Look through the data below. Show each line where the string "Flat" occurs.

## BEGIN

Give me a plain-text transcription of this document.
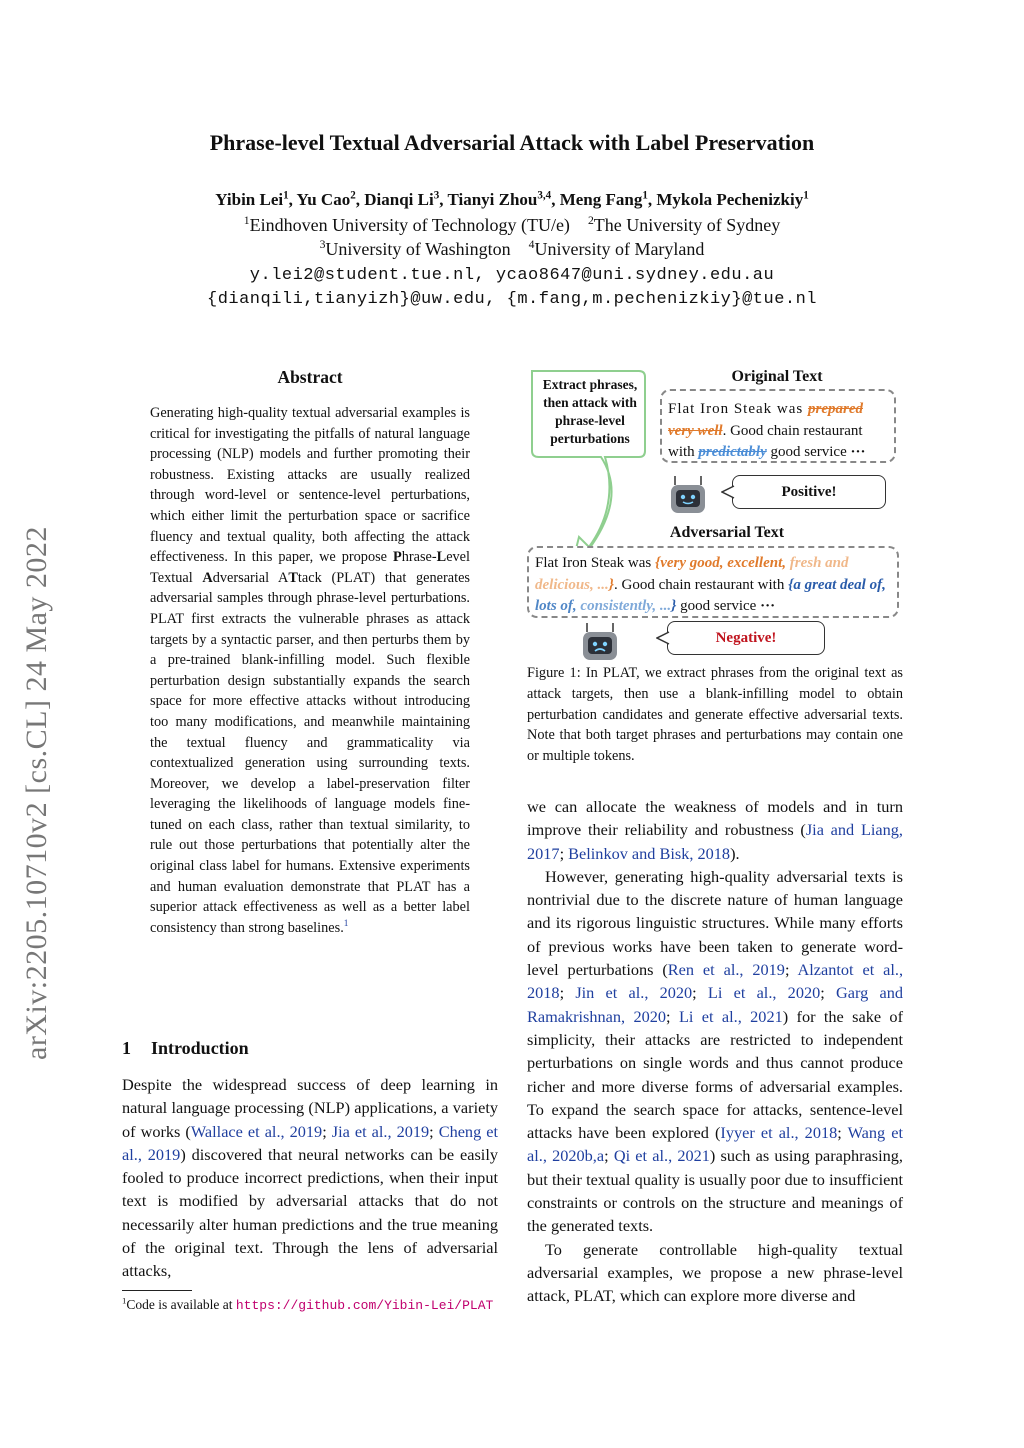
arXiv:2205.10710v2 [cs.CL] 24 May 2022
Phrase-level Textual Adversarial Attack with Label Preservation
Yibin Lei$^1$, Yu Cao$^2$, Dianqi Li$^3$, Tianyi Zhou$^{3,4}$, Meng Fang$^1$, Mykola Pechenizkiy$^1$
$^1$Eindhoven University of Technology (TU/e) $^2$The University of Sydney
$^3$University of Washington $^4$University of Maryland
y.lei2@student.tue.nl, ycao8647@uni.sydney.edu.au
{dianqili,tianyizh}@uw.edu, {m.fang,m.pechenizkiy}@tue.nl
Abstract
Generating high-quality textual adversarial examples is critical for investigating the pitfalls of natural language processing (NLP) models and further promoting their robustness. Existing attacks are usually realized through word-level or sentence-level perturbations, which either limit the perturbation space or sacrifice fluency and textual quality, both affecting the attack effectiveness. In this paper, we propose Phrase-Level Textual Adversarial ATtack (PLAT) that generates adversarial samples through phrase-level perturbations. PLAT first extracts the vulnerable phrases as attack targets by a syntactic parser, and then perturbs them by a pre-trained blank-infilling model. Such flexible perturbation design substantially expands the search space for more effective attacks without introducing too many modifications, and meanwhile maintaining the textual fluency and grammaticality via contextualized generation using surrounding texts. Moreover, we develop a label-preservation filter leveraging the likelihoods of language models fine-tuned on each class, rather than textual similarity, to rule out those perturbations that potentially alter the original class label for humans. Extensive experiments and human evaluation demonstrate that PLAT has a superior attack effectiveness as well as a better label consistency than strong baselines.$^1$
1 Introduction
Despite the widespread success of deep learning in natural language processing (NLP) applications, a variety of works (Wallace et al., 2019; Jia et al., 2019; Cheng et al., 2019) discovered that neural networks can be easily fooled to produce incorrect predictions, when their input text is modified by adversarial attacks that do not necessarily alter human predictions and the true meaning of the original text. Through the lens of adversarial attacks,
$^1$Code is available at https://github.com/Yibin-Lei/PLAT
Extract phrases, then attack with phrase-level perturbations
Original Text
Flat Iron Steak was prepared very well. Good chain restaurant with predictably good service ···
Positive!
Adversarial Text
Flat Iron Steak was {very good, excellent, fresh and delicious, ...}. Good chain restaurant with {a great deal of, lots of, consistently, ...} good service ···
Negative!
Figure 1: In PLAT, we extract phrases from the original text as attack targets, then use a blank-infilling model to obtain perturbation candidates and generate effective adversarial texts. Note that both target phrases and perturbations may contain one or multiple tokens.
we can allocate the weakness of models and in turn improve their reliability and robustness (Jia and Liang, 2017; Belinkov and Bisk, 2018).
However, generating high-quality adversarial texts is nontrivial due to the discrete nature of human language and its rigorous linguistic structures. While many efforts of previous works have been taken to generate word-level perturbations (Ren et al., 2019; Alzantot et al., 2018; Jin et al., 2020; Li et al., 2020; Garg and Ramakrishnan, 2020; Li et al., 2021) for the sake of simplicity, their attacks are restricted to independent perturbations on single words and thus cannot produce richer and more diverse forms of adversarial examples. To expand the search space for attacks, sentence-level attacks have been explored (Iyyer et al., 2018; Wang et al., 2020b,a; Qi et al., 2021) such as using paraphrasing, but their textual quality is usually poor due to insufficient constraints or controls on the structure and meanings of the generated texts.
To generate controllable high-quality textual adversarial examples, we propose a new phrase-level attack, PLAT, which can explore more diverse and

## END

*SOLUTION FOR THIS EXERCISE*:
Flat Iron Steak was prepared very well. Good chain restaurant with predictably good service ···
Flat Iron Steak was {very good, excellent, fresh and delicious, ...}. Good chain restaurant with {a great deal of, lots of, consistently, ...} good service ···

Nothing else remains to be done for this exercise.